__Saved entries__.
········
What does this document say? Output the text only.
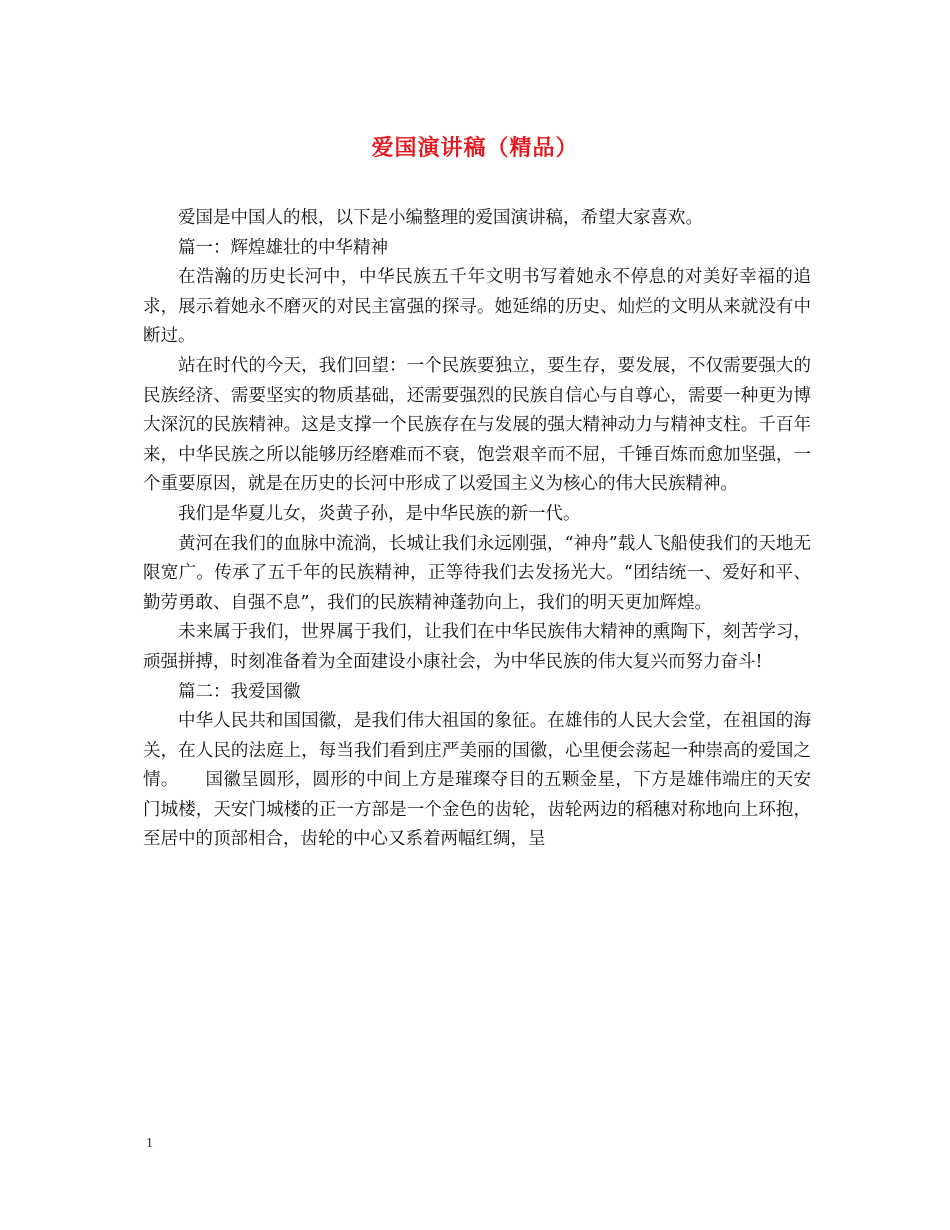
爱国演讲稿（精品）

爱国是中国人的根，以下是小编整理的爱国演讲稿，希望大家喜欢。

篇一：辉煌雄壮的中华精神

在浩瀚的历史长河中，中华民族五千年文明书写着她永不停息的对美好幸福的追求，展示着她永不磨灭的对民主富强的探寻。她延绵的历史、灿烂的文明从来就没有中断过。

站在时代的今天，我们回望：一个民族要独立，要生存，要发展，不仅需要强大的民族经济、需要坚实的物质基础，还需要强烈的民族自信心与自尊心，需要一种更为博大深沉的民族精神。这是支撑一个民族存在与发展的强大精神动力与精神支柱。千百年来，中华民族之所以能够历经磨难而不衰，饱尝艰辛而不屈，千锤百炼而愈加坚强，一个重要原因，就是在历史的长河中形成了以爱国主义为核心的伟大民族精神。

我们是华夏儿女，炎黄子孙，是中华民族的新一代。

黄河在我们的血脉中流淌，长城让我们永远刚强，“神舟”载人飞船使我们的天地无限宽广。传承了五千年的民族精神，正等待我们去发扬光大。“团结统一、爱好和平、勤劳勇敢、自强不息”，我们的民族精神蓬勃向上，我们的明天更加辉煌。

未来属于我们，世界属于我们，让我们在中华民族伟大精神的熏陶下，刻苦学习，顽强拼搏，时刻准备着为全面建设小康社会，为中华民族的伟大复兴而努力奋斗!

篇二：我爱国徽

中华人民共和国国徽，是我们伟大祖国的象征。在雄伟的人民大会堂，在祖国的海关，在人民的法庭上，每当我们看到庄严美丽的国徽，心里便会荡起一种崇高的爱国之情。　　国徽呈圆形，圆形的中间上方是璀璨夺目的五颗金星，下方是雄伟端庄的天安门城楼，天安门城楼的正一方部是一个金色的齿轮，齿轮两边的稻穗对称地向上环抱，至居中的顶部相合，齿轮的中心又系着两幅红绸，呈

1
········
__WORK TO COMPLETE__.
Give back the whole listing as it stands, minus its pictures.

__SOLUTION__.
What does this document say? Output the text only.
爱国演讲稿（精品）

爱国是中国人的根，以下是小编整理的爱国演讲稿，希望大家喜欢。

篇一：辉煌雄壮的中华精神

在浩瀚的历史长河中，中华民族五千年文明书写着她永不停息的对美好幸福的追求，展示着她永不磨灭的对民主富强的探寻。她延绵的历史、灿烂的文明从来就没有中断过。

站在时代的今天，我们回望：一个民族要独立，要生存，要发展，不仅需要强大的民族经济、需要坚实的物质基础，还需要强烈的民族自信心与自尊心，需要一种更为博大深沉的民族精神。这是支撑一个民族存在与发展的强大精神动力与精神支柱。千百年来，中华民族之所以能够历经磨难而不衰，饱尝艰辛而不屈，千锤百炼而愈加坚强，一个重要原因，就是在历史的长河中形成了以爱国主义为核心的伟大民族精神。

我们是华夏儿女，炎黄子孙，是中华民族的新一代。

黄河在我们的血脉中流淌，长城让我们永远刚强，“神舟”载人飞船使我们的天地无限宽广。传承了五千年的民族精神，正等待我们去发扬光大。“团结统一、爱好和平、勤劳勇敢、自强不息”，我们的民族精神蓬勃向上，我们的明天更加辉煌。

未来属于我们，世界属于我们，让我们在中华民族伟大精神的熏陶下，刻苦学习，顽强拼搏，时刻准备着为全面建设小康社会，为中华民族的伟大复兴而努力奋斗!

篇二：我爱国徽

中华人民共和国国徽，是我们伟大祖国的象征。在雄伟的人民大会堂，在祖国的海关，在人民的法庭上，每当我们看到庄严美丽的国徽，心里便会荡起一种崇高的爱国之情。　　国徽呈圆形，圆形的中间上方是璀璨夺目的五颗金星，下方是雄伟端庄的天安门城楼，天安门城楼的正一方部是一个金色的齿轮，齿轮两边的稻穗对称地向上环抱，至居中的顶部相合，齿轮的中心又系着两幅红绸，呈

1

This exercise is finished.